Goal: Hunt for the word "What" across the entries below, copying each line that holds it.

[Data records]
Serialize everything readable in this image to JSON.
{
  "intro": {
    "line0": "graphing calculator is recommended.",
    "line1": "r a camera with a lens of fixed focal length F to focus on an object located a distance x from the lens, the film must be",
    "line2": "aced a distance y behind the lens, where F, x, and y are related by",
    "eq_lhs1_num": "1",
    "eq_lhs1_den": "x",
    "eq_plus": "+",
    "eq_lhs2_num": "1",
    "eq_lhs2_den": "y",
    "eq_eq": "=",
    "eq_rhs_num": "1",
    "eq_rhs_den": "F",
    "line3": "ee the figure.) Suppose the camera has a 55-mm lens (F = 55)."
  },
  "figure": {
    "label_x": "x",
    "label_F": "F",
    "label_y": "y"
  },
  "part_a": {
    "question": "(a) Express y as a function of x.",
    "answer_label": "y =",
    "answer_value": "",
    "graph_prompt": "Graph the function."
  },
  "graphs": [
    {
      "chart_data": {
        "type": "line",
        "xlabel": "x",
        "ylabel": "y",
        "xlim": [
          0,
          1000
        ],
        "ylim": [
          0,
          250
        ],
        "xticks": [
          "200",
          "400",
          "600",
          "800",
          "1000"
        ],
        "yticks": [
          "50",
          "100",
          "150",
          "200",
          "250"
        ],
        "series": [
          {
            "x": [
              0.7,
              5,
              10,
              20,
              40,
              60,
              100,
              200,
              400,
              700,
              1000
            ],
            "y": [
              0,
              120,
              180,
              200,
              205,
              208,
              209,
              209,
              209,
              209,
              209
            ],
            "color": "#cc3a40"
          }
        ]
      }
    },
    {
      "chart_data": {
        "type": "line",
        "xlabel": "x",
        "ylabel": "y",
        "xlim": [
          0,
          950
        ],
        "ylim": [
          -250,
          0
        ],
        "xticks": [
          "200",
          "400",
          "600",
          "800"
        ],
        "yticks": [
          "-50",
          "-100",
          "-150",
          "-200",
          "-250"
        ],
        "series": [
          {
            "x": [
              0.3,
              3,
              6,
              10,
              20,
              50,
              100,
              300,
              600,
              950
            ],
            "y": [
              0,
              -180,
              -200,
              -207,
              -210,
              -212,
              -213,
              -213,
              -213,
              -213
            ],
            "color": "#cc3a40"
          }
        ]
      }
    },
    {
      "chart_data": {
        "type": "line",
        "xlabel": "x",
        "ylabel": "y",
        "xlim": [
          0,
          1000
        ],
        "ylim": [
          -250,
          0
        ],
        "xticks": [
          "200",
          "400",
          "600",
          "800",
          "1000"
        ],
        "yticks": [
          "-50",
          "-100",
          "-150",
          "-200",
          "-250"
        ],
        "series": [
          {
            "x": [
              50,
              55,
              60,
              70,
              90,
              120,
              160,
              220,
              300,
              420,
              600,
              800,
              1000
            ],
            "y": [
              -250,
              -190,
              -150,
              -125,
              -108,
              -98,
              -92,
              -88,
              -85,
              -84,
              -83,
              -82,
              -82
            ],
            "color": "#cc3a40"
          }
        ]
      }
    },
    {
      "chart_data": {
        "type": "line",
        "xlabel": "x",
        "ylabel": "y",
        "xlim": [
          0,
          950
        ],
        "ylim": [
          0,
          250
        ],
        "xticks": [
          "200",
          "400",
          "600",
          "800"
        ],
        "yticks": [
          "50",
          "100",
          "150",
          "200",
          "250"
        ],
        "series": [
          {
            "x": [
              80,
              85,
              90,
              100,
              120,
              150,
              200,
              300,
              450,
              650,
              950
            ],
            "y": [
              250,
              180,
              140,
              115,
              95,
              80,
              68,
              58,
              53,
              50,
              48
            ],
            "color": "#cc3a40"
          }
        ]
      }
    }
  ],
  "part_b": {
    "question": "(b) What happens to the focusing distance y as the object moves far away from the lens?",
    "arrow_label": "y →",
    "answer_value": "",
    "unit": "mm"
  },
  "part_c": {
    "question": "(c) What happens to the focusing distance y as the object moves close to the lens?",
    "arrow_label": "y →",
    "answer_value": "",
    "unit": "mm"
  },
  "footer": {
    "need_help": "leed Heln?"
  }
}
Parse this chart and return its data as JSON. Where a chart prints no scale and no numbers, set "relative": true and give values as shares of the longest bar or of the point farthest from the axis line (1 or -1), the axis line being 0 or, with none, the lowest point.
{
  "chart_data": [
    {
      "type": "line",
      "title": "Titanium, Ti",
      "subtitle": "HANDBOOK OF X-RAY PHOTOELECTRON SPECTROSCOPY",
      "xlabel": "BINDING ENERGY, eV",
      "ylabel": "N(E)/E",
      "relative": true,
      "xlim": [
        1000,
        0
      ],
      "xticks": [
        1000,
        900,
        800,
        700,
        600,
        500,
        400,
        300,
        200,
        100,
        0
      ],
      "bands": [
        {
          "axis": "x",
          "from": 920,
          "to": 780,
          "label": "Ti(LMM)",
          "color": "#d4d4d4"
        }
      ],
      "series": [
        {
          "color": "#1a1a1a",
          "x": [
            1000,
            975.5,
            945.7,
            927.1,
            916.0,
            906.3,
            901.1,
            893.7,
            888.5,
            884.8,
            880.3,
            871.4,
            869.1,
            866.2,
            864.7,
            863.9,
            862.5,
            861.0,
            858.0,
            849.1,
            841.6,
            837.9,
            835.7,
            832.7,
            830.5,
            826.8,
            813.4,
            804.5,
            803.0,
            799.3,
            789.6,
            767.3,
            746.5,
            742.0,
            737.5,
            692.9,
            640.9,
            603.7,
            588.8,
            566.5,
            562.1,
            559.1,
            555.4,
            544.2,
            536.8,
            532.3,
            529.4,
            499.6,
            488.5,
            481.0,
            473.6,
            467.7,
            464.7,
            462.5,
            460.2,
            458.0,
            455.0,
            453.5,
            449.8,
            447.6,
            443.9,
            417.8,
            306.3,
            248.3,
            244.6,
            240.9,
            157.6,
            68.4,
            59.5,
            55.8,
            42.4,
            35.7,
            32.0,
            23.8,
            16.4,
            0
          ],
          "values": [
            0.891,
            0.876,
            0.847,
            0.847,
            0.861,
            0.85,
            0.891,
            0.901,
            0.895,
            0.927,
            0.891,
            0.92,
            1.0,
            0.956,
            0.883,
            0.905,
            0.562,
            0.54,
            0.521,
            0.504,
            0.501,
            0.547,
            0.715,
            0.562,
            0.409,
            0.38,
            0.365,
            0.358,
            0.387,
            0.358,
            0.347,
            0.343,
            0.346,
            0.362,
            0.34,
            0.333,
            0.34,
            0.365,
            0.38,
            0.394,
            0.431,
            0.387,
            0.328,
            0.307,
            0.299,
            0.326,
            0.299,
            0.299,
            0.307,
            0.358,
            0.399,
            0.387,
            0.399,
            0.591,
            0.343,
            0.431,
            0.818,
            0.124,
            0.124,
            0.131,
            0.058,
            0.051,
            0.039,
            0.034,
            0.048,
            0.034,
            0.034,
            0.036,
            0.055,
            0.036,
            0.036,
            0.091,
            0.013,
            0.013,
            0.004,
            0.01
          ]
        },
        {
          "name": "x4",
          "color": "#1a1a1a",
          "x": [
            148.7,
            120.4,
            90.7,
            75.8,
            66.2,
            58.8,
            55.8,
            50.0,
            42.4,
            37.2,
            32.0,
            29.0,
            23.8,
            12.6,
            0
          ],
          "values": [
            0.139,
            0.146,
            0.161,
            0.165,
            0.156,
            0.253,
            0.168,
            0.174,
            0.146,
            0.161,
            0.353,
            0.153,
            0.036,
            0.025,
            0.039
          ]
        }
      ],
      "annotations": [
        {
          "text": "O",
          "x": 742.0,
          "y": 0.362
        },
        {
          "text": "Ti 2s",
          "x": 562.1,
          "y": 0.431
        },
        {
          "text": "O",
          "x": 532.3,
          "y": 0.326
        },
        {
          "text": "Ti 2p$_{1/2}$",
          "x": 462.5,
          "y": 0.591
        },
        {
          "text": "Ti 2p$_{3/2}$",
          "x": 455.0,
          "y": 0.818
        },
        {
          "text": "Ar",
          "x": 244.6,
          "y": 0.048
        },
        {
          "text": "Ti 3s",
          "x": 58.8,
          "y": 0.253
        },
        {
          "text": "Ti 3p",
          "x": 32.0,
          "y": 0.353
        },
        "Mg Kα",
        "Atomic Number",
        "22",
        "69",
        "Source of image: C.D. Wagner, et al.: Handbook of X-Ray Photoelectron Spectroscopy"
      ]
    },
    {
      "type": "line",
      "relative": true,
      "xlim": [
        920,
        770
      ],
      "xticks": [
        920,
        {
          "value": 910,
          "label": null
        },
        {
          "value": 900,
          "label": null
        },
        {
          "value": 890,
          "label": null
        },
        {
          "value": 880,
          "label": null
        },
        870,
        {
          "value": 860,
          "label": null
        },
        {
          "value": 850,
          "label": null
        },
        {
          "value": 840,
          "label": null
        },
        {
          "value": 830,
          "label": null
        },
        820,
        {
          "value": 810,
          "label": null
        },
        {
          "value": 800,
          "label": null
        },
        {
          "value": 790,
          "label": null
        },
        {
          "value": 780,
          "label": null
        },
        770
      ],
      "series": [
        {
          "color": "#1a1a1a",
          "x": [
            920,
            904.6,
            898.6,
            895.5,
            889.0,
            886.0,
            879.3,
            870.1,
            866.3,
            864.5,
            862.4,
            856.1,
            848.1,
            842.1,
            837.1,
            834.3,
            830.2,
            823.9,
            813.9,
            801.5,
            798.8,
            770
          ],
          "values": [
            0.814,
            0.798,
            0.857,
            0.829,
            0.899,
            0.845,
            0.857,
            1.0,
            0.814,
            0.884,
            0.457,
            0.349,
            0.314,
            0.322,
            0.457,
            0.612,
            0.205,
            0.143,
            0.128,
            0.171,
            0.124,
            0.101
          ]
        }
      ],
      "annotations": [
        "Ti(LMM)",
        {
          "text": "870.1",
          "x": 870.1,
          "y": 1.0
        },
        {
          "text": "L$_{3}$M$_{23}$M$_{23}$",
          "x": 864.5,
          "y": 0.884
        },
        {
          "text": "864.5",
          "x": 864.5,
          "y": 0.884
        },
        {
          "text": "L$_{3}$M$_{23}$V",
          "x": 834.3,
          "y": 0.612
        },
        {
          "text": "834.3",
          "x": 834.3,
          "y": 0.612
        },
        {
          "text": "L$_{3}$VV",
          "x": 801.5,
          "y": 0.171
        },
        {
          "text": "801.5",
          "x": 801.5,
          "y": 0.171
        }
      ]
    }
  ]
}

Answer in full:
    "question": "(b) What happens to the focusing distance y as the object moves far away from the lens?",
    "question": "(c) What happens to the focusing distance y as the object moves close to the lens?",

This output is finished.